● Work task
Below is the data. Give it again, complete and exact.

Records of document pages:

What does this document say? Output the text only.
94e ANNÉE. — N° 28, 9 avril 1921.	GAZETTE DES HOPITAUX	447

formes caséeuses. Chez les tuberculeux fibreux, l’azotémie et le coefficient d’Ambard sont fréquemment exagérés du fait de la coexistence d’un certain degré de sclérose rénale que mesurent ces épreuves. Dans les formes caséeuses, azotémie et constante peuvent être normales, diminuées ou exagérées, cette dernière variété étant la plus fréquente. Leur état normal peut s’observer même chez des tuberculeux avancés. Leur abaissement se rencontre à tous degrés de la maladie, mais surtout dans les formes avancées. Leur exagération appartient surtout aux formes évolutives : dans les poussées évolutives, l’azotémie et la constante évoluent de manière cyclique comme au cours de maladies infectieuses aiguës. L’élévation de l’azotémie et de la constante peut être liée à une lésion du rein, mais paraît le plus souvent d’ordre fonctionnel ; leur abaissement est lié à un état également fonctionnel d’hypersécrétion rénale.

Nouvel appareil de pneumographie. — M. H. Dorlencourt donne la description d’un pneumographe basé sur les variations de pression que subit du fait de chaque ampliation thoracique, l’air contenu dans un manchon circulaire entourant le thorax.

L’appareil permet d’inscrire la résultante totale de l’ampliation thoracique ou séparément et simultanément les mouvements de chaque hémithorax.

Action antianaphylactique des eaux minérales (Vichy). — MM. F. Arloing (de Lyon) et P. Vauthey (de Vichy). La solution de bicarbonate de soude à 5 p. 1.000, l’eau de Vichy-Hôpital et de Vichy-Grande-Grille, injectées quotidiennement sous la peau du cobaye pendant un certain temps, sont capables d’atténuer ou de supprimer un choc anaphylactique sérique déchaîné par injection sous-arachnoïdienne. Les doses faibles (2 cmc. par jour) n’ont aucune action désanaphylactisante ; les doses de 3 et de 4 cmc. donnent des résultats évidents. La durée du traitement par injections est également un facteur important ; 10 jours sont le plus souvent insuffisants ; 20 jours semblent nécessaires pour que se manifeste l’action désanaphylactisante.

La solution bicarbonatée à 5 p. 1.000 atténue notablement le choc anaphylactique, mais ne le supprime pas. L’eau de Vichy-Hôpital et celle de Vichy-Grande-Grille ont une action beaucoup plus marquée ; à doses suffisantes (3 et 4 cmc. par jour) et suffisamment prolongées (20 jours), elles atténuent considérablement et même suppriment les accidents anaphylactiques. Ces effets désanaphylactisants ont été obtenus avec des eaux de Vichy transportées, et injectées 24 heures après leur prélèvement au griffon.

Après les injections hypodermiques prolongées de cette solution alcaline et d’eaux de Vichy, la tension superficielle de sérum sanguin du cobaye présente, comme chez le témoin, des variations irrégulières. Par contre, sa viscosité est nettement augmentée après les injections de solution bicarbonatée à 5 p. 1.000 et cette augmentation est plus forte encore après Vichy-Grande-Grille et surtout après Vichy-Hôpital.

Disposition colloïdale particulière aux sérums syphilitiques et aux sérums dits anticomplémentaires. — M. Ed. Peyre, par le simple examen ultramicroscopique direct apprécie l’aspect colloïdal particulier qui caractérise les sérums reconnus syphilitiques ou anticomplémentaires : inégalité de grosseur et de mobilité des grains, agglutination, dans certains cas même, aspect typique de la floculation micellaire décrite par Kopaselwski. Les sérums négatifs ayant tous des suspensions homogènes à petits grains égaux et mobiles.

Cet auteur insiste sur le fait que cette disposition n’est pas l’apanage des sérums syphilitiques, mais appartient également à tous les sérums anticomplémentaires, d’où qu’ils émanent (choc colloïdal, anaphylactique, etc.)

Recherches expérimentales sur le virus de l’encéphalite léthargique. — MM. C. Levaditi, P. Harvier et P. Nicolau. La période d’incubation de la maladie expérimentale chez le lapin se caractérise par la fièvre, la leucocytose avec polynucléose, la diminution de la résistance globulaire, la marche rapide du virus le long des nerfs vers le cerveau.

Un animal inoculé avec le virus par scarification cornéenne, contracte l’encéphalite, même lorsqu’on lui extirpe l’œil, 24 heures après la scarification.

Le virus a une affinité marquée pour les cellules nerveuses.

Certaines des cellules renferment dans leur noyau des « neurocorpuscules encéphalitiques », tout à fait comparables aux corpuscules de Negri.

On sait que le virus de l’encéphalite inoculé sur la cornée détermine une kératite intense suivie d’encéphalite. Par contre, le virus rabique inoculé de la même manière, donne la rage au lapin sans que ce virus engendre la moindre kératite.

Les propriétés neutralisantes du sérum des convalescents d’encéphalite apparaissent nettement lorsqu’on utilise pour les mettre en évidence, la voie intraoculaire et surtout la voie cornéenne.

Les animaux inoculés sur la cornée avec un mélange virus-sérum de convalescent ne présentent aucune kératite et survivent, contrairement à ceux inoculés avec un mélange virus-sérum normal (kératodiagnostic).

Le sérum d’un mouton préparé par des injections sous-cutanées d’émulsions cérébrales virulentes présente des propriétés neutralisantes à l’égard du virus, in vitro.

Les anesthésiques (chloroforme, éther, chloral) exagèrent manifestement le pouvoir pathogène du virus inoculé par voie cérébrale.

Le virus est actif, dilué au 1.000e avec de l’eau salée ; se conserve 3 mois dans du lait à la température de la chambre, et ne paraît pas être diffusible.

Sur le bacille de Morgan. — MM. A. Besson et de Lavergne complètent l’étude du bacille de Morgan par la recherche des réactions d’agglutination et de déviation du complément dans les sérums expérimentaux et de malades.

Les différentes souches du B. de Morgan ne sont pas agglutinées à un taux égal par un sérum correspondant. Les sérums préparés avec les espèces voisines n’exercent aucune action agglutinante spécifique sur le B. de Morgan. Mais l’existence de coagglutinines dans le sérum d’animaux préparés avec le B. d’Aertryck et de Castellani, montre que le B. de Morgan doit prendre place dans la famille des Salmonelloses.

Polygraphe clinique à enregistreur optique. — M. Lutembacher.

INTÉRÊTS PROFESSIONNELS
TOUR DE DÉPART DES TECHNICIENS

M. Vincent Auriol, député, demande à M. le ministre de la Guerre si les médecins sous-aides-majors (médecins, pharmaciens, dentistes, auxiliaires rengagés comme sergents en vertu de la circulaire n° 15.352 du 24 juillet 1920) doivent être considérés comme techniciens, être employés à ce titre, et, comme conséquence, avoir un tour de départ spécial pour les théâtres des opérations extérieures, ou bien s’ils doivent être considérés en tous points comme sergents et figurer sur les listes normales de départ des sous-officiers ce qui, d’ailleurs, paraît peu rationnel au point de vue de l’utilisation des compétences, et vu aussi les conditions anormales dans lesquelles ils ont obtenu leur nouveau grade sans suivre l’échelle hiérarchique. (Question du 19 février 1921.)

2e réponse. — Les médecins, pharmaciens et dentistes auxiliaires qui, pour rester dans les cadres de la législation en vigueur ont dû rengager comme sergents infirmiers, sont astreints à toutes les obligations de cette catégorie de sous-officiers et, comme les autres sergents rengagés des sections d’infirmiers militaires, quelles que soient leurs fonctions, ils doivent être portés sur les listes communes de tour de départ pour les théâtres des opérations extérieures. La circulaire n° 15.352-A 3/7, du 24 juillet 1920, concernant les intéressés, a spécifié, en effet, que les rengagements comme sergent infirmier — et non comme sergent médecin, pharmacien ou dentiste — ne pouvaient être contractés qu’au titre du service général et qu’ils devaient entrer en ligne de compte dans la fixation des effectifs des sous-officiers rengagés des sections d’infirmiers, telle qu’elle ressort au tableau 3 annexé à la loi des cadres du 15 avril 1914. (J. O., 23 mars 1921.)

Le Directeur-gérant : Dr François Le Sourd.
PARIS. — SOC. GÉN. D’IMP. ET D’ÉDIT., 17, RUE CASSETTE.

● Solution for this task
What does this document say? Output the text only.
94e ANNÉE. — N° 28, 9 avril 1921.	GAZETTE DES HOPITAUX	447

formes caséeuses. Chez les tuberculeux fibreux, l’azotémie et le coefficient d’Ambard sont fréquemment exagérés du fait de la coexistence d’un certain degré de sclérose rénale que mesurent ces épreuves. Dans les formes caséeuses, azotémie et constante peuvent être normales, diminuées ou exagérées, cette dernière variété étant la plus fréquente. Leur état normal peut s’observer même chez des tuberculeux avancés. Leur abaissement se rencontre à tous degrés de la maladie, mais surtout dans les formes avancées. Leur exagération appartient surtout aux formes évolutives : dans les poussées évolutives, l’azotémie et la constante évoluent de manière cyclique comme au cours de maladies infectieuses aiguës. L’élévation de l’azotémie et de la constante peut être liée à une lésion du rein, mais paraît le plus souvent d’ordre fonctionnel ; leur abaissement est lié à un état également fonctionnel d’hypersécrétion rénale.

Nouvel appareil de pneumographie. — M. H. Dorlencourt donne la description d’un pneumographe basé sur les variations de pression que subit du fait de chaque ampliation thoracique, l’air contenu dans un manchon circulaire entourant le thorax.

L’appareil permet d’inscrire la résultante totale de l’ampliation thoracique ou séparément et simultanément les mouvements de chaque hémithorax.

Action antianaphylactique des eaux minérales (Vichy). — MM. F. Arloing (de Lyon) et P. Vauthey (de Vichy). La solution de bicarbonate de soude à 5 p. 1.000, l’eau de Vichy-Hôpital et de Vichy-Grande-Grille, injectées quotidiennement sous la peau du cobaye pendant un certain temps, sont capables d’atténuer ou de supprimer un choc anaphylactique sérique déchaîné par injection sous-arachnoïdienne. Les doses faibles (2 cmc. par jour) n’ont aucune action désanaphylactisante ; les doses de 3 et de 4 cmc. donnent des résultats évidents. La durée du traitement par injections est également un facteur important ; 10 jours sont le plus souvent insuffisants ; 20 jours semblent nécessaires pour que se manifeste l’action désanaphylactisante.

La solution bicarbonatée à 5 p. 1.000 atténue notablement le choc anaphylactique, mais ne le supprime pas. L’eau de Vichy-Hôpital et celle de Vichy-Grande-Grille ont une action beaucoup plus marquée ; à doses suffisantes (3 et 4 cmc. par jour) et suffisamment prolongées (20 jours), elles atténuent considérablement et même suppriment les accidents anaphylactiques. Ces effets désanaphylactisants ont été obtenus avec des eaux de Vichy transportées, et injectées 24 heures après leur prélèvement au griffon.

Après les injections hypodermiques prolongées de cette solution alcaline et d’eaux de Vichy, la tension superficielle de sérum sanguin du cobaye présente, comme chez le témoin, des variations irrégulières. Par contre, sa viscosité est nettement augmentée après les injections de solution bicarbonatée à 5 p. 1.000 et cette augmentation est plus forte encore après Vichy-Grande-Grille et surtout après Vichy-Hôpital.

Disposition colloïdale particulière aux sérums syphilitiques et aux sérums dits anticomplémentaires. — M. Ed. Peyre, par le simple examen ultramicroscopique direct apprécie l’aspect colloïdal particulier qui caractérise les sérums reconnus syphilitiques ou anticomplémentaires : inégalité de grosseur et de mobilité des grains, agglutination, dans certains cas même, aspect typique de la floculation micellaire décrite par Kopaselwski. Les sérums négatifs ayant tous des suspensions homogènes à petits grains égaux et mobiles.

Cet auteur insiste sur le fait que cette disposition n’est pas l’apanage des sérums syphilitiques, mais appartient également à tous les sérums anticomplémentaires, d’où qu’ils émanent (choc colloïdal, anaphylactique, etc.)

Recherches expérimentales sur le virus de l’encéphalite léthargique. — MM. C. Levaditi, P. Harvier et P. Nicolau. La période d’incubation de la maladie expérimentale chez le lapin se caractérise par la fièvre, la leucocytose avec polynucléose, la diminution de la résistance globulaire, la marche rapide du virus le long des nerfs vers le cerveau.

Un animal inoculé avec le virus par scarification cornéenne, contracte l’encéphalite, même lorsqu’on lui extirpe l’œil, 24 heures après la scarification.

Le virus a une affinité marquée pour les cellules nerveuses.

Certaines des cellules renferment dans leur noyau des « neurocorpuscules encéphalitiques », tout à fait comparables aux corpuscules de Negri.

On sait que le virus de l’encéphalite inoculé sur la cornée détermine une kératite intense suivie d’encéphalite. Par contre, le virus rabique inoculé de la même manière, donne la rage au lapin sans que ce virus engendre la moindre kératite.

Les propriétés neutralisantes du sérum des convalescents d’encéphalite apparaissent nettement lorsqu’on utilise pour les mettre en évidence, la voie intraoculaire et surtout la voie cornéenne.

Les animaux inoculés sur la cornée avec un mélange virus-sérum de convalescent ne présentent aucune kératite et survivent, contrairement à ceux inoculés avec un mélange virus-sérum normal (kératodiagnostic).

Le sérum d’un mouton préparé par des injections sous-cutanées d’émulsions cérébrales virulentes présente des propriétés neutralisantes à l’égard du virus, in vitro.

Les anesthésiques (chloroforme, éther, chloral) exagèrent manifestement le pouvoir pathogène du virus inoculé par voie cérébrale.

Le virus est actif, dilué au 1.000e avec de l’eau salée ; se conserve 3 mois dans du lait à la température de la chambre, et ne paraît pas être diffusible.

Sur le bacille de Morgan. — MM. A. Besson et de Lavergne complètent l’étude du bacille de Morgan par la recherche des réactions d’agglutination et de déviation du complément dans les sérums expérimentaux et de malades.

Les différentes souches du B. de Morgan ne sont pas agglutinées à un taux égal par un sérum correspondant. Les sérums préparés avec les espèces voisines n’exercent aucune action agglutinante spécifique sur le B. de Morgan. Mais l’existence de coagglutinines dans le sérum d’animaux préparés avec le B. d’Aertryck et de Castellani, montre que le B. de Morgan doit prendre place dans la famille des Salmonelloses.

Polygraphe clinique à enregistreur optique. — M. Lutembacher.

INTÉRÊTS PROFESSIONNELS
TOUR DE DÉPART DES TECHNICIENS

M. Vincent Auriol, député, demande à M. le ministre de la Guerre si les médecins sous-aides-majors (médecins, pharmaciens, dentistes, auxiliaires rengagés comme sergents en vertu de la circulaire n° 15.352 du 24 juillet 1920) doivent être considérés comme techniciens, être employés à ce titre, et, comme conséquence, avoir un tour de départ spécial pour les théâtres des opérations extérieures, ou bien s’ils doivent être considérés en tous points comme sergents et figurer sur les listes normales de départ des sous-officiers ce qui, d’ailleurs, paraît peu rationnel au point de vue de l’utilisation des compétences, et vu aussi les conditions anormales dans lesquelles ils ont obtenu leur nouveau grade sans suivre l’échelle hiérarchique. (Question du 19 février 1921.)

2e réponse. — Les médecins, pharmaciens et dentistes auxiliaires qui, pour rester dans les cadres de la législation en vigueur ont dû rengager comme sergents infirmiers, sont astreints à toutes les obligations de cette catégorie de sous-officiers et, comme les autres sergents rengagés des sections d’infirmiers militaires, quelles que soient leurs fonctions, ils doivent être portés sur les listes communes de tour de départ pour les théâtres des opérations extérieures. La circulaire n° 15.352-A 3/7, du 24 juillet 1920, concernant les intéressés, a spécifié, en effet, que les rengagements comme sergent infirmier — et non comme sergent médecin, pharmacien ou dentiste — ne pouvaient être contractés qu’au titre du service général et qu’ils devaient entrer en ligne de compte dans la fixation des effectifs des sous-officiers rengagés des sections d’infirmiers, telle qu’elle ressort au tableau 3 annexé à la loi des cadres du 15 avril 1914. (J. O., 23 mars 1921.)

Le Directeur-gérant : Dr François Le Sourd.
PARIS. — SOC. GÉN. D’IMP. ET D’ÉDIT., 17, RUE CASSETTE.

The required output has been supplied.